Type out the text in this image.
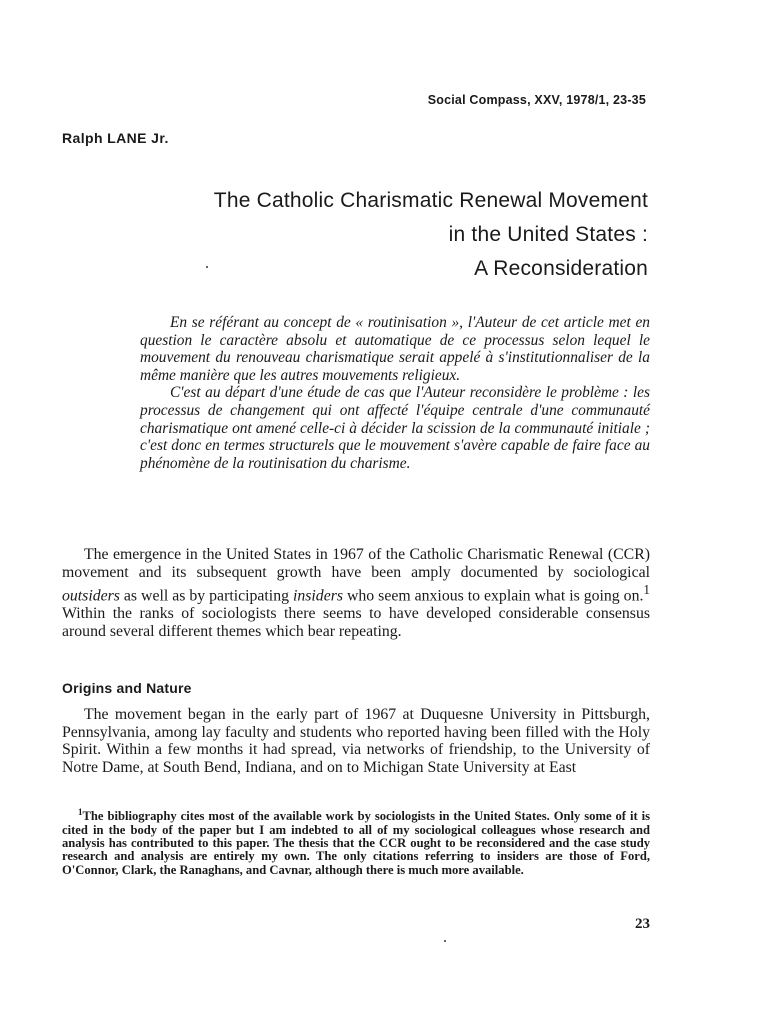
Social Compass, XXV, 1978/1, 23-35
Ralph LANE Jr.
The Catholic Charismatic Renewal Movement
in the United States :
A Reconsideration

En se référant au concept de « routinisation », l'Auteur de cet article met en question le caractère absolu et automatique de ce processus selon lequel le mouvement du renouveau charismatique serait appelé à s'institutionnaliser de la même manière que les autres mouvements religieux.

C'est au départ d'une étude de cas que l'Auteur reconsidère le problème : les processus de changement qui ont affecté l'équipe centrale d'une communauté charismatique ont amené celle-ci à décider la scission de la communauté initiale ; c'est donc en termes structurels que le mouvement s'avère capable de faire face au phénomène de la routinisation du charisme.

The emergence in the United States in 1967 of the Catholic Charismatic Renewal (CCR) movement and its subsequent growth have been amply documented by sociological outsiders as well as by participating insiders who seem anxious to explain what is going on.$^1$ Within the ranks of sociologists there seems to have developed considerable consensus around several different themes which bear repeating.

Origins and Nature

The movement began in the early part of 1967 at Duquesne University in Pittsburgh, Pennsylvania, among lay faculty and students who reported having been filled with the Holy Spirit. Within a few months it had spread, via networks of friendship, to the University of Notre Dame, at South Bend, Indiana, and on to Michigan State University at East

$^1$The bibliography cites most of the available work by sociologists in the United States. Only some of it is cited in the body of the paper but I am indebted to all of my sociological colleagues whose research and analysis has contributed to this paper. The thesis that the CCR ought to be reconsidered and the case study research and analysis are entirely my own. The only citations referring to insiders are those of Ford, O'Connor, Clark, the Ranaghans, and Cavnar, although there is much more available.

23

━━━━

_PROBLEM REQUIREMENTS_.
Every line above should be returned exactly; the pictures stay out.

_EXERCISE SOLUTION_.
Type out the text in this image.
Social Compass, XXV, 1978/1, 23-35
Ralph LANE Jr.
The Catholic Charismatic Renewal Movement
in the United States :
A Reconsideration

En se référant au concept de « routinisation », l'Auteur de cet article met en question le caractère absolu et automatique de ce processus selon lequel le mouvement du renouveau charismatique serait appelé à s'institutionnaliser de la même manière que les autres mouvements religieux.

C'est au départ d'une étude de cas que l'Auteur reconsidère le problème : les processus de changement qui ont affecté l'équipe centrale d'une communauté charismatique ont amené celle-ci à décider la scission de la communauté initiale ; c'est donc en termes structurels que le mouvement s'avère capable de faire face au phénomène de la routinisation du charisme.

The emergence in the United States in 1967 of the Catholic Charismatic Renewal (CCR) movement and its subsequent growth have been amply documented by sociological outsiders as well as by participating insiders who seem anxious to explain what is going on.$^1$ Within the ranks of sociologists there seems to have developed considerable consensus around several different themes which bear repeating.

Origins and Nature

The movement began in the early part of 1967 at Duquesne University in Pittsburgh, Pennsylvania, among lay faculty and students who reported having been filled with the Holy Spirit. Within a few months it had spread, via networks of friendship, to the University of Notre Dame, at South Bend, Indiana, and on to Michigan State University at East

$^1$The bibliography cites most of the available work by sociologists in the United States. Only some of it is cited in the body of the paper but I am indebted to all of my sociological colleagues whose research and analysis has contributed to this paper. The thesis that the CCR ought to be reconsidered and the case study research and analysis are entirely my own. The only citations referring to insiders are those of Ford, O'Connor, Clark, the Ranaghans, and Cavnar, although there is much more available.

23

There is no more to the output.